◆ **What is being asked**: Search the data for the string "原料堆场" and gather each line it is in.

◆ **Material shown**:
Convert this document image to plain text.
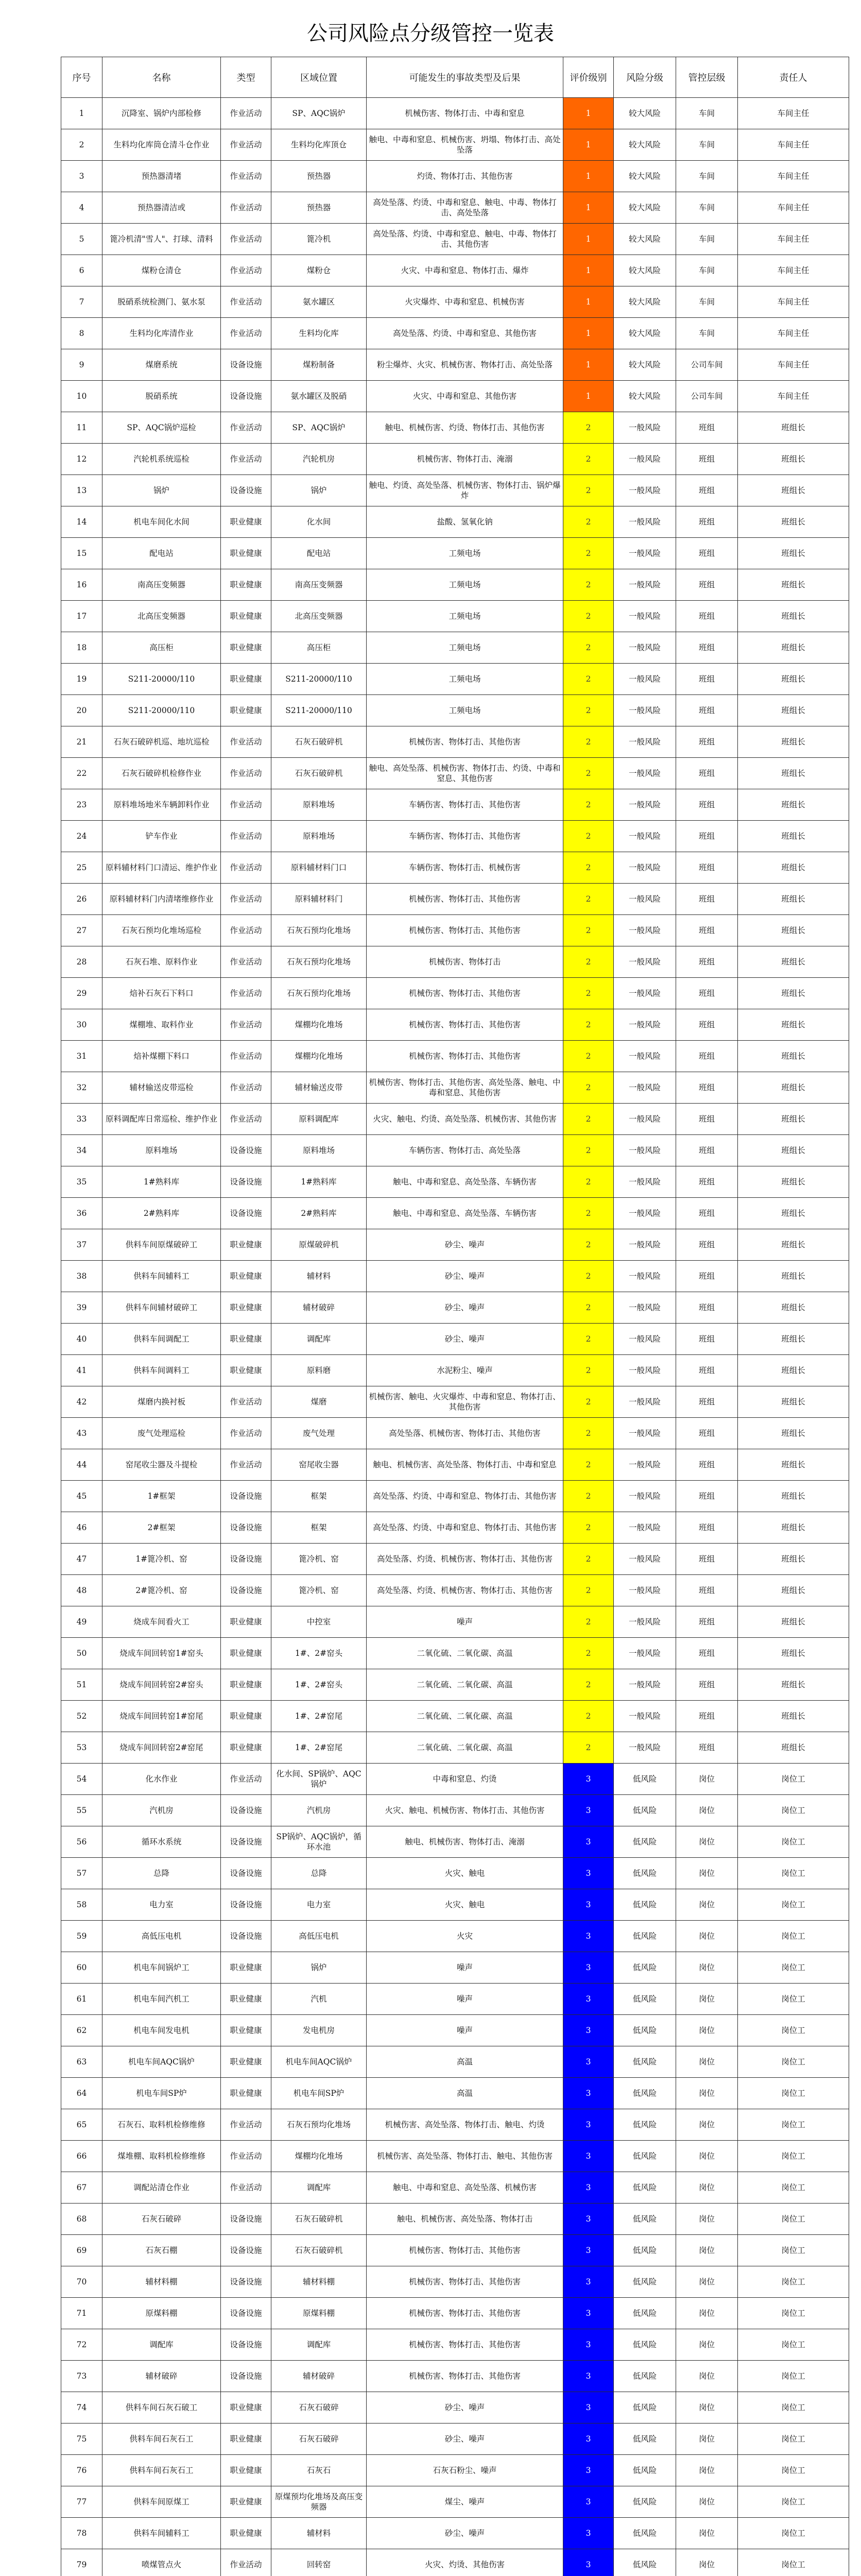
公司风险点分级管控一览表
序号	名称	类型	区域位置	可能发生的事故类型及后果	评价级别	风险分级	管控层级	责任人
1	沉降室、锅炉内部检修	作业活动	SP、AQC锅炉	机械伤害、物体打击、中毒和窒息	1	较大风险	车间	车间主任
2	生料均化库筒仓清斗仓作业	作业活动	生料均化库顶仓	触电、中毒和窒息、机械伤害、坍塌、物体打击、高处坠落	1	较大风险	车间	车间主任
3	预热器清堵	作业活动	预热器	灼烫、物体打击、其他伤害	1	较大风险	车间	车间主任
4	预热器清洁或	作业活动	预热器	高处坠落、灼烫、中毒和窒息、触电、中毒、物体打击、高处坠落	1	较大风险	车间	车间主任
5	篦冷机清"雪人"、打球、清料	作业活动	篦冷机	高处坠落、灼烫、中毒和窒息、触电、中毒、物体打击、其他伤害	1	较大风险	车间	车间主任
6	煤粉仓清仓	作业活动	煤粉仓	火灾、中毒和窒息、物体打击、爆炸	1	较大风险	车间	车间主任
7	脱硝系统检测门、氨水泵	作业活动	氨水罐区	火灾爆炸、中毒和窒息、机械伤害	1	较大风险	车间	车间主任
8	生料均化库清作业	作业活动	生料均化库	高处坠落、灼烫、中毒和窒息、其他伤害	1	较大风险	车间	车间主任
9	煤磨系统	设备设施	煤粉制备	粉尘爆炸、火灾、机械伤害、物体打击、高处坠落	1	较大风险	公司车间	车间主任
10	脱硝系统	设备设施	氨水罐区及脱硝	火灾、中毒和窒息、其他伤害	1	较大风险	公司车间	车间主任
11	SP、AQC锅炉巡检	作业活动	SP、AQC锅炉	触电、机械伤害、灼烫、物体打击、其他伤害	2	一般风险	班组	班组长
12	汽轮机系统巡检	作业活动	汽轮机房	机械伤害、物体打击、淹溺	2	一般风险	班组	班组长
13	锅炉	设备设施	锅炉	触电、灼烫、高处坠落、机械伤害、物体打击、锅炉爆炸	2	一般风险	班组	班组长
14	机电车间化水间	职业健康	化水间	盐酸、氢氧化钠	2	一般风险	班组	班组长
15	配电站	职业健康	配电站	工频电场	2	一般风险	班组	班组长
16	南高压变频器	职业健康	南高压变频器	工频电场	2	一般风险	班组	班组长
17	北高压变频器	职业健康	北高压变频器	工频电场	2	一般风险	班组	班组长
18	高压柜	职业健康	高压柜	工频电场	2	一般风险	班组	班组长
19	S211-20000/110	职业健康	S211-20000/110	工频电场	2	一般风险	班组	班组长
20	S211-20000/110	职业健康	S211-20000/110	工频电场	2	一般风险	班组	班组长
21	石灰石破碎机巡、地坑巡检	作业活动	石灰石破碎机	机械伤害、物体打击、其他伤害	2	一般风险	班组	班组长
22	石灰石破碎机检修作业	作业活动	石灰石破碎机	触电、高处坠落、机械伤害、物体打击、灼烫、中毒和窒息、其他伤害	2	一般风险	班组	班组长
23	原料堆场地米车辆卸料作业	作业活动	原料堆场	车辆伤害、物体打击、其他伤害	2	一般风险	班组	班组长
24	铲车作业	作业活动	原料堆场	车辆伤害、物体打击、其他伤害	2	一般风险	班组	班组长
25	原料辅材料门口清运、维护作业	作业活动	原料辅材料门口	车辆伤害、物体打击、机械伤害	2	一般风险	班组	班组长
26	原料辅材料门内清堵维修作业	作业活动	原料辅材料门	机械伤害、物体打击、其他伤害	2	一般风险	班组	班组长
27	石灰石预均化堆场巡检	作业活动	石灰石预均化堆场	机械伤害、物体打击、其他伤害	2	一般风险	班组	班组长
28	石灰石堆、原料作业	作业活动	石灰石预均化堆场	机械伤害、物体打击	2	一般风险	班组	班组长
29	焙补石灰石下料口	作业活动	石灰石预均化堆场	机械伤害、物体打击、其他伤害	2	一般风险	班组	班组长
30	煤棚堆、取料作业	作业活动	煤棚均化堆场	机械伤害、物体打击、其他伤害	2	一般风险	班组	班组长
31	焙补煤棚下料口	作业活动	煤棚均化堆场	机械伤害、物体打击、其他伤害	2	一般风险	班组	班组长
32	辅材输送皮带巡检	作业活动	辅材输送皮带	机械伤害、物体打击、其他伤害、高处坠落、触电、中毒和窒息、其他伤害	2	一般风险	班组	班组长
33	原料调配库日常巡检、维护作业	作业活动	原料调配库	火灾、触电、灼烫、高处坠落、机械伤害、其他伤害	2	一般风险	班组	班组长
34	原料堆场	设备设施	原料堆场	车辆伤害、物体打击、高处坠落	2	一般风险	班组	班组长
35	1#熟料库	设备设施	1#熟料库	触电、中毒和窒息、高处坠落、车辆伤害	2	一般风险	班组	班组长
36	2#熟料库	设备设施	2#熟料库	触电、中毒和窒息、高处坠落、车辆伤害	2	一般风险	班组	班组长
37	供料车间原煤破碎工	职业健康	原煤破碎机	砂尘、噪声	2	一般风险	班组	班组长
38	供料车间辅料工	职业健康	辅材料	砂尘、噪声	2	一般风险	班组	班组长
39	供料车间辅材破碎工	职业健康	辅材破碎	砂尘、噪声	2	一般风险	班组	班组长
40	供料车间调配工	职业健康	调配库	砂尘、噪声	2	一般风险	班组	班组长
41	供料车间调料工	职业健康	原料磨	水泥粉尘、噪声	2	一般风险	班组	班组长
42	煤磨内换衬板	作业活动	煤磨	机械伤害、触电、火灾爆炸、中毒和窒息、物体打击、其他伤害	2	一般风险	班组	班组长
43	废气处理巡检	作业活动	废气处理	高处坠落、机械伤害、物体打击、其他伤害	2	一般风险	班组	班组长
44	窑尾收尘器及斗提检	作业活动	窑尾收尘器	触电、机械伤害、高处坠落、物体打击、中毒和窒息	2	一般风险	班组	班组长
45	1#框架	设备设施	框架	高处坠落、灼烫、中毒和窒息、物体打击、其他伤害	2	一般风险	班组	班组长
46	2#框架	设备设施	框架	高处坠落、灼烫、中毒和窒息、物体打击、其他伤害	2	一般风险	班组	班组长
47	1#篦冷机、窑	设备设施	篦冷机、窑	高处坠落、灼烫、机械伤害、物体打击、其他伤害	2	一般风险	班组	班组长
48	2#篦冷机、窑	设备设施	篦冷机、窑	高处坠落、灼烫、机械伤害、物体打击、其他伤害	2	一般风险	班组	班组长
49	烧成车间看火工	职业健康	中控室	噪声	2	一般风险	班组	班组长
50	烧成车间回转窑1#窑头	职业健康	1#、2#窑头	二氧化硫、二氧化碳、高温	2	一般风险	班组	班组长
51	烧成车间回转窑2#窑头	职业健康	1#、2#窑头	二氧化硫、二氧化碳、高温	2	一般风险	班组	班组长
52	烧成车间回转窑1#窑尾	职业健康	1#、2#窑尾	二氧化硫、二氧化碳、高温	2	一般风险	班组	班组长
53	烧成车间回转窑2#窑尾	职业健康	1#、2#窑尾	二氧化硫、二氧化碳、高温	2	一般风险	班组	班组长
54	化水作业	作业活动	化水间、SP锅炉、AQC锅炉	中毒和窒息、灼烫	3	低风险	岗位	岗位工
55	汽机房	设备设施	汽机房	火灾、触电、机械伤害、物体打击、其他伤害	3	低风险	岗位	岗位工
56	循环水系统	设备设施	SP锅炉、AQC锅炉，循环水池	触电、机械伤害、物体打击、淹溺	3	低风险	岗位	岗位工
57	总降	设备设施	总降	火灾、触电	3	低风险	岗位	岗位工
58	电力室	设备设施	电力室	火灾、触电	3	低风险	岗位	岗位工
59	高低压电机	设备设施	高低压电机	火灾	3	低风险	岗位	岗位工
60	机电车间锅炉工	职业健康	锅炉	噪声	3	低风险	岗位	岗位工
61	机电车间汽机工	职业健康	汽机	噪声	3	低风险	岗位	岗位工
62	机电车间发电机	职业健康	发电机房	噪声	3	低风险	岗位	岗位工
63	机电车间AQC锅炉	职业健康	机电车间AQC锅炉	高温	3	低风险	岗位	岗位工
64	机电车间SP炉	职业健康	机电车间SP炉	高温	3	低风险	岗位	岗位工
65	石灰石、取料机检修维修	作业活动	石灰石预均化堆场	机械伤害、高处坠落、物体打击、触电、灼烫	3	低风险	岗位	岗位工
66	煤堆棚、取料机检修维修	作业活动	煤棚均化堆场	机械伤害、高处坠落、物体打击、触电、其他伤害	3	低风险	岗位	岗位工
67	调配站清仓作业	作业活动	调配库	触电、中毒和窒息、高处坠落、机械伤害	3	低风险	岗位	岗位工
68	石灰石破碎	设备设施	石灰石破碎机	触电、机械伤害、高处坠落、物体打击	3	低风险	岗位	岗位工
69	石灰石棚	设备设施	石灰石破碎机	机械伤害、物体打击、其他伤害	3	低风险	岗位	岗位工
70	辅材料棚	设备设施	辅材料棚	机械伤害、物体打击、其他伤害	3	低风险	岗位	岗位工
71	原煤料棚	设备设施	原煤料棚	机械伤害、物体打击、其他伤害	3	低风险	岗位	岗位工
72	调配库	设备设施	调配库	机械伤害、物体打击、其他伤害	3	低风险	岗位	岗位工
73	辅材破碎	设备设施	辅材破碎	机械伤害、物体打击、其他伤害	3	低风险	岗位	岗位工
74	供料车间石灰石破工	职业健康	石灰石破碎	砂尘、噪声	3	低风险	岗位	岗位工
75	供料车间石灰石工	职业健康	石灰石破碎	砂尘、噪声	3	低风险	岗位	岗位工
76	供料车间石灰石工	职业健康	石灰石	石灰石粉尘、噪声	3	低风险	岗位	岗位工
77	供料车间原煤工	职业健康	原煤预均化堆场及高压变频器	煤尘、噪声	3	低风险	岗位	岗位工
78	供料车间辅料工	职业健康	辅材料	砂尘、噪声	3	低风险	岗位	岗位工
79	喷煤管点火	作业活动	回转窑	火灾、灼烫、其他伤害	3	低风险	岗位	岗位工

◆ **Full output**:
23	原料堆场地米车辆卸料作业	作业活动	原料堆场	车辆伤害、物体打击、其他伤害	2	一般风险	班组	班组长
24	铲车作业	作业活动	原料堆场	车辆伤害、物体打击、其他伤害	2	一般风险	班组	班组长
34	原料堆场	设备设施	原料堆场	车辆伤害、物体打击、高处坠落	2	一般风险	班组	班组长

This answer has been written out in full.